__What is being asked__
Each entry below is to be given again word for word, with no pictures.

__Data entries__
__________________________________________________

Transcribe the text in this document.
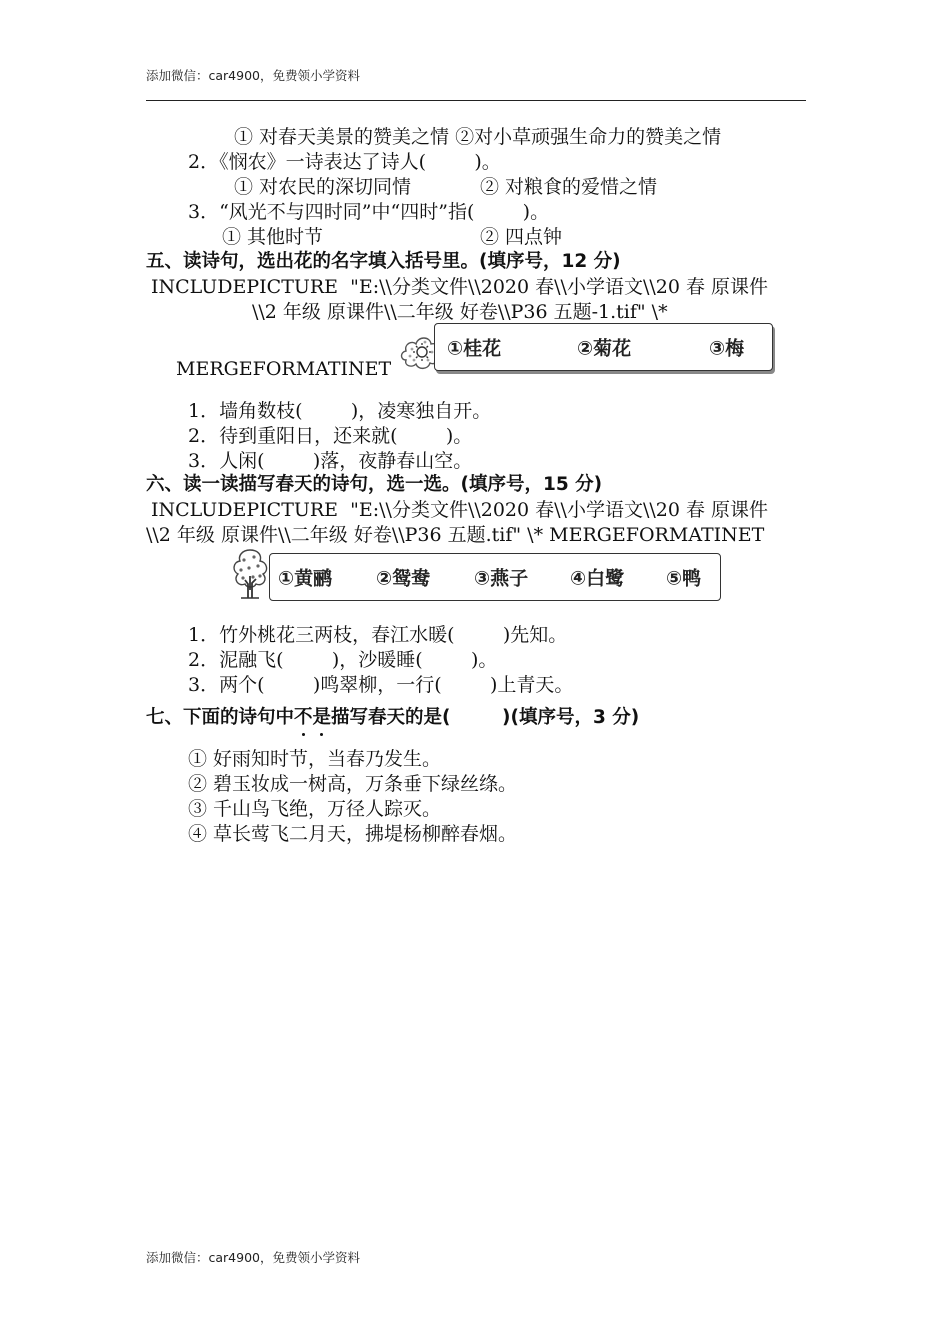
添加微信：car4900，免费领小学资料
① 对春天美景的赞美之情 ②对小草顽强生命力的赞美之情
2．《悯农》一诗表达了诗人(        )。
① 对农民的深切同情	② 对粮食的爱惜之情
3．“风光不与四时同”中“四时”指(        )。
① 其他时节	② 四点钟
五、读诗句，选出花的名字填入括号里。(填序号，12 分)
INCLUDEPICTURE  "E:\\分类文件\\2020 春\\小学语文\\20 春 原课件
\\2 年级 原课件\\二年级 好卷\\P36 五题-1.tif" \*
MERGEFORMATINET
①桂花	②菊花	③梅
1．墙角数枝(        )，凌寒独自开。
2．待到重阳日，还来就(        )。
3．人闲(        )落，夜静春山空。
六、读一读描写春天的诗句，选一选。(填序号，15 分)
INCLUDEPICTURE  "E:\\分类文件\\2020 春\\小学语文\\20 春 原课件
\\2 年级 原课件\\二年级 好卷\\P36 五题.tif" \* MERGEFORMATINET
①黄鹂 ②鸳鸯 ③燕子 ④白鹭 ⑤鸭
1．竹外桃花三两枝，春江水暖(        )先知。
2．泥融飞(        )，沙暖睡(        )。
3．两个(        )鸣翠柳，一行(        )上青天。
七、下面的诗句中不是描写春天的是(        )(填序号，3 分)
① 好雨知时节，当春乃发生。
② 碧玉妆成一树高，万条垂下绿丝绦。
③ 千山鸟飞绝，万径人踪灭。
④ 草长莺飞二月天，拂堤杨柳醉春烟。
添加微信：car4900，免费领小学资料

__________________________________________________

__Answer below__
Transcribe the text in this document.
添加微信：car4900，免费领小学资料
① 对春天美景的赞美之情 ②对小草顽强生命力的赞美之情
2．《悯农》一诗表达了诗人(        )。
① 对农民的深切同情	② 对粮食的爱惜之情
3．“风光不与四时同”中“四时”指(        )。
① 其他时节	② 四点钟
五、读诗句，选出花的名字填入括号里。(填序号，12 分)
INCLUDEPICTURE  "E:\\分类文件\\2020 春\\小学语文\\20 春 原课件
\\2 年级 原课件\\二年级 好卷\\P36 五题-1.tif" \*
MERGEFORMATINET
①桂花	②菊花	③梅
1．墙角数枝(        )，凌寒独自开。
2．待到重阳日，还来就(        )。
3．人闲(        )落，夜静春山空。
六、读一读描写春天的诗句，选一选。(填序号，15 分)
INCLUDEPICTURE  "E:\\分类文件\\2020 春\\小学语文\\20 春 原课件
\\2 年级 原课件\\二年级 好卷\\P36 五题.tif" \* MERGEFORMATINET
①黄鹂 ②鸳鸯 ③燕子 ④白鹭 ⑤鸭
1．竹外桃花三两枝，春江水暖(        )先知。
2．泥融飞(        )，沙暖睡(        )。
3．两个(        )鸣翠柳，一行(        )上青天。
七、下面的诗句中不是描写春天的是(        )(填序号，3 分)
① 好雨知时节，当春乃发生。
② 碧玉妆成一树高，万条垂下绿丝绦。
③ 千山鸟飞绝，万径人踪灭。
④ 草长莺飞二月天，拂堤杨柳醉春烟。
添加微信：car4900，免费领小学资料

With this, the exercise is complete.